Output every record word for word.
=== RECORDS ===
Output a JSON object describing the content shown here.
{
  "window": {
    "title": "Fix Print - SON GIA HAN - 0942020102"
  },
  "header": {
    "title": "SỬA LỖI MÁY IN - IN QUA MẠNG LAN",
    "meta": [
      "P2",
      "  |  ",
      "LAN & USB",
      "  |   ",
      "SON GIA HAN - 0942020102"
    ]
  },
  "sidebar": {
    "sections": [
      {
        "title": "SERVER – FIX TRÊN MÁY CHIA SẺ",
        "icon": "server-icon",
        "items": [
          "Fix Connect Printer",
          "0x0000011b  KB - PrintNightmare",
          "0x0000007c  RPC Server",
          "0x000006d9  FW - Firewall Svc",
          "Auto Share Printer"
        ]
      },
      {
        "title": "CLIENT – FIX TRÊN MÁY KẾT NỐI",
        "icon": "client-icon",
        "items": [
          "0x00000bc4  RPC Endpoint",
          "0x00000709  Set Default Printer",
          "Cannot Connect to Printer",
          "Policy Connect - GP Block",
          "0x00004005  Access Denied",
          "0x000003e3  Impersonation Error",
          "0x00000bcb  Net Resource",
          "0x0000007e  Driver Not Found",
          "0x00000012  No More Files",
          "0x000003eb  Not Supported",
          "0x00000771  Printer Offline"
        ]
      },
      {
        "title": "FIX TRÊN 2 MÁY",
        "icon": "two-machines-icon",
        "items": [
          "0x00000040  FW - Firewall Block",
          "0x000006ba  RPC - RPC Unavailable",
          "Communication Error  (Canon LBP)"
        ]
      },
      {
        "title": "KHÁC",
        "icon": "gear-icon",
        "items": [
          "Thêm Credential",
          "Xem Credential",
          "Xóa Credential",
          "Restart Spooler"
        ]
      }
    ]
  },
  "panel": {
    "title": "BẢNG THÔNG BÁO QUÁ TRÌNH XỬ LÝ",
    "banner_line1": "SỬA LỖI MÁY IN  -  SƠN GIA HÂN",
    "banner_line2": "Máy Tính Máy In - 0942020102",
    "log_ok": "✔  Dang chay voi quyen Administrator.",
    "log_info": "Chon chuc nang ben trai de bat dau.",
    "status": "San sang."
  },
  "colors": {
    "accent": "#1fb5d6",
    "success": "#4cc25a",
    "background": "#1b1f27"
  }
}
===
* RIGHT ANSWER *
Output a JSON object describing the content shown here.
{
  "window": {
    "title": "Fix Print - SON GIA HAN - 0942020102"
  },
  "header": {
    "title": "SỬA LỖI MÁY IN - IN QUA MẠNG LAN",
    "meta": [
      "P2",
      "  |  ",
      "LAN & USB",
      "  |   ",
      "SON GIA HAN - 0942020102"
    ]
  },
  "sidebar": {
    "sections": [
      {
        "title": "SERVER – FIX TRÊN MÁY CHIA SẺ",
        "icon": "server-icon",
        "items": [
          "Fix Connect Printer",
          "0x0000011b  KB - PrintNightmare",
          "0x0000007c  RPC Server",
          "0x000006d9  FW - Firewall Svc",
          "Auto Share Printer"
        ]
      },
      {
        "title": "CLIENT – FIX TRÊN MÁY KẾT NỐI",
        "icon": "client-icon",
        "items": [
          "0x00000bc4  RPC Endpoint",
          "0x00000709  Set Default Printer",
          "Cannot Connect to Printer",
          "Policy Connect - GP Block",
          "0x00004005  Access Denied",
          "0x000003e3  Impersonation Error",
          "0x00000bcb  Net Resource",
          "0x0000007e  Driver Not Found",
          "0x00000012  No More Files",
          "0x000003eb  Not Supported",
          "0x00000771  Printer Offline"
        ]
      },
      {
        "title": "FIX TRÊN 2 MÁY",
        "icon": "two-machines-icon",
        "items": [
          "0x00000040  FW - Firewall Block",
          "0x000006ba  RPC - RPC Unavailable",
          "Communication Error  (Canon LBP)"
        ]
      },
      {
        "title": "KHÁC",
        "icon": "gear-icon",
        "items": [
          "Thêm Credential",
          "Xem Credential",
          "Xóa Credential",
          "Restart Spooler"
        ]
      }
    ]
  },
  "panel": {
    "title": "BẢNG THÔNG BÁO QUÁ TRÌNH XỬ LÝ",
    "banner_line1": "SỬA LỖI MÁY IN  -  SƠN GIA HÂN",
    "banner_line2": "Máy Tính Máy In - 0942020102",
    "log_ok": "✔  Dang chay voi quyen Administrator.",
    "log_info": "Chon chuc nang ben trai de bat dau.",
    "status": "San sang."
  },
  "colors": {
    "accent": "#1fb5d6",
    "success": "#4cc25a",
    "background": "#1b1f27"
  }
}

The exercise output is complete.